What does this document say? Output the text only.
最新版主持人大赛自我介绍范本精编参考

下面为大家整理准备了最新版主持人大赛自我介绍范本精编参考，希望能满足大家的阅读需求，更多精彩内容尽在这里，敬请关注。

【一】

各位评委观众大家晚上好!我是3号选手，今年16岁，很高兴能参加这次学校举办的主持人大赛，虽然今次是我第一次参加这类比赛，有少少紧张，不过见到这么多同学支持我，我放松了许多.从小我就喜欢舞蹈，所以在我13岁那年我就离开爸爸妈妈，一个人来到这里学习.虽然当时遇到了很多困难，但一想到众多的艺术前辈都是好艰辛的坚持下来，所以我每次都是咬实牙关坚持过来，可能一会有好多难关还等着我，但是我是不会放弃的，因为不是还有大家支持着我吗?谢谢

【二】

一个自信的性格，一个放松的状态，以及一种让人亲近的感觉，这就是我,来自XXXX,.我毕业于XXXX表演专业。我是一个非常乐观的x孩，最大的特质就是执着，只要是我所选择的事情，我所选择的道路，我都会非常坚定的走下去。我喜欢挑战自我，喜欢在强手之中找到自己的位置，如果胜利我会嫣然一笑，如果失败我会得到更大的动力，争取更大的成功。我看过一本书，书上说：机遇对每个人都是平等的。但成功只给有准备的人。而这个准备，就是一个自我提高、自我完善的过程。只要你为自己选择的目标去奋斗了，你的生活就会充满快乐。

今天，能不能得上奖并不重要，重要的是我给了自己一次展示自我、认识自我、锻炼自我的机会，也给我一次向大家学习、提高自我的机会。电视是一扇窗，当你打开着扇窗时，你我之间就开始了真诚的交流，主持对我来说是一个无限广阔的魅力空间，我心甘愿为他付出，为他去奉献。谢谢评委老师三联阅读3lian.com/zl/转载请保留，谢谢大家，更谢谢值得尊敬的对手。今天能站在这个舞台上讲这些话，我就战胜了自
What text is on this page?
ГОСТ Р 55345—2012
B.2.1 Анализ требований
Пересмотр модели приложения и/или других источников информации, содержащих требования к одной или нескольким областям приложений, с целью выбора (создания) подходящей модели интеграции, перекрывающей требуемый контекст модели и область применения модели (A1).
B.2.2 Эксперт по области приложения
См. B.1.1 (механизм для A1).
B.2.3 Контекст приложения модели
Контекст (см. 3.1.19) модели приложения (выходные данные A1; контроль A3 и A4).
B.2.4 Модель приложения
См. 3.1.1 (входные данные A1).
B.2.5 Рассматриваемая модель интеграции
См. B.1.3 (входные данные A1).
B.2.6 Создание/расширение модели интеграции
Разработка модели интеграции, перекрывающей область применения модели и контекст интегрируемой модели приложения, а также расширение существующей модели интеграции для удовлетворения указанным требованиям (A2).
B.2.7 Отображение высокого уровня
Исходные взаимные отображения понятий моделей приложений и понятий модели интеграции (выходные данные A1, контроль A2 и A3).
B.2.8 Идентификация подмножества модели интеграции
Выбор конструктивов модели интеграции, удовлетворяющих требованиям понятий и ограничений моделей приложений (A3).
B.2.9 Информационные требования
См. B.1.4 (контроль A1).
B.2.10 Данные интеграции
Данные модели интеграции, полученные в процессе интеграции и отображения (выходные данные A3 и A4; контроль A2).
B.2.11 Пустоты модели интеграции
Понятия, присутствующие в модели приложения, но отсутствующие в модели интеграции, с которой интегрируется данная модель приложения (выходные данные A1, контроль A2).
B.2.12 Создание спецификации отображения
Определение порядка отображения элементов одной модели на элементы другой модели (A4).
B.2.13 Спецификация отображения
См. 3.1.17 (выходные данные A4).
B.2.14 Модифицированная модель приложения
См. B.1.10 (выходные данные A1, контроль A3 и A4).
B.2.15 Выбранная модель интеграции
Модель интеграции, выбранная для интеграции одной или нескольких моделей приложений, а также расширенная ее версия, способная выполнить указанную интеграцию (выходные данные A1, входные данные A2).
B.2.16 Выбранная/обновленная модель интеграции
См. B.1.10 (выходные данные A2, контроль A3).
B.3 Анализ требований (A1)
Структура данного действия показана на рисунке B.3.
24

◆ ◆ ◆

- [Task to carry out]: Restate each of the entries above verbatim.

- [Correct result]:
What does this document say? Output the text only.
最新版主持人大赛自我介绍范本精编参考

下面为大家整理准备了最新版主持人大赛自我介绍范本精编参考，希望能满足大家的阅读需求，更多精彩内容尽在这里，敬请关注。

【一】

各位评委观众大家晚上好!我是3号选手，今年16岁，很高兴能参加这次学校举办的主持人大赛，虽然今次是我第一次参加这类比赛，有少少紧张，不过见到这么多同学支持我，我放松了许多.从小我就喜欢舞蹈，所以在我13岁那年我就离开爸爸妈妈，一个人来到这里学习.虽然当时遇到了很多困难，但一想到众多的艺术前辈都是好艰辛的坚持下来，所以我每次都是咬实牙关坚持过来，可能一会有好多难关还等着我，但是我是不会放弃的，因为不是还有大家支持着我吗?谢谢

【二】

一个自信的性格，一个放松的状态，以及一种让人亲近的感觉，这就是我,来自XXXX,.我毕业于XXXX表演专业。我是一个非常乐观的x孩，最大的特质就是执着，只要是我所选择的事情，我所选择的道路，我都会非常坚定的走下去。我喜欢挑战自我，喜欢在强手之中找到自己的位置，如果胜利我会嫣然一笑，如果失败我会得到更大的动力，争取更大的成功。我看过一本书，书上说：机遇对每个人都是平等的。但成功只给有准备的人。而这个准备，就是一个自我提高、自我完善的过程。只要你为自己选择的目标去奋斗了，你的生活就会充满快乐。

今天，能不能得上奖并不重要，重要的是我给了自己一次展示自我、认识自我、锻炼自我的机会，也给我一次向大家学习、提高自我的机会。电视是一扇窗，当你打开着扇窗时，你我之间就开始了真诚的交流，主持对我来说是一个无限广阔的魅力空间，我心甘愿为他付出，为他去奉献。谢谢评委老师三联阅读3lian.com/zl/转载请保留，谢谢大家，更谢谢值得尊敬的对手。今天能站在这个舞台上讲这些话，我就战胜了自
What text is on this page?
ГОСТ Р 55345—2012
B.2.1 Анализ требований
Пересмотр модели приложения и/или других источников информации, содержащих требования к одной или нескольким областям приложений, с целью выбора (создания) подходящей модели интеграции, перекрывающей требуемый контекст модели и область применения модели (A1).
B.2.2 Эксперт по области приложения
См. B.1.1 (механизм для A1).
B.2.3 Контекст приложения модели
Контекст (см. 3.1.19) модели приложения (выходные данные A1; контроль A3 и A4).
B.2.4 Модель приложения
См. 3.1.1 (входные данные A1).
B.2.5 Рассматриваемая модель интеграции
См. B.1.3 (входные данные A1).
B.2.6 Создание/расширение модели интеграции
Разработка модели интеграции, перекрывающей область применения модели и контекст интегрируемой модели приложения, а также расширение существующей модели интеграции для удовлетворения указанным требованиям (A2).
B.2.7 Отображение высокого уровня
Исходные взаимные отображения понятий моделей приложений и понятий модели интеграции (выходные данные A1, контроль A2 и A3).
B.2.8 Идентификация подмножества модели интеграции
Выбор конструктивов модели интеграции, удовлетворяющих требованиям понятий и ограничений моделей приложений (A3).
B.2.9 Информационные требования
См. B.1.4 (контроль A1).
B.2.10 Данные интеграции
Данные модели интеграции, полученные в процессе интеграции и отображения (выходные данные A3 и A4; контроль A2).
B.2.11 Пустоты модели интеграции
Понятия, присутствующие в модели приложения, но отсутствующие в модели интеграции, с которой интегрируется данная модель приложения (выходные данные A1, контроль A2).
B.2.12 Создание спецификации отображения
Определение порядка отображения элементов одной модели на элементы другой модели (A4).
B.2.13 Спецификация отображения
См. 3.1.17 (выходные данные A4).
B.2.14 Модифицированная модель приложения
См. B.1.10 (выходные данные A1, контроль A3 и A4).
B.2.15 Выбранная модель интеграции
Модель интеграции, выбранная для интеграции одной или нескольких моделей приложений, а также расширенная ее версия, способная выполнить указанную интеграцию (выходные данные A1, входные данные A2).
B.2.16 Выбранная/обновленная модель интеграции
См. B.1.10 (выходные данные A2, контроль A3).
B.3 Анализ требований (A1)
Структура данного действия показана на рисунке B.3.
24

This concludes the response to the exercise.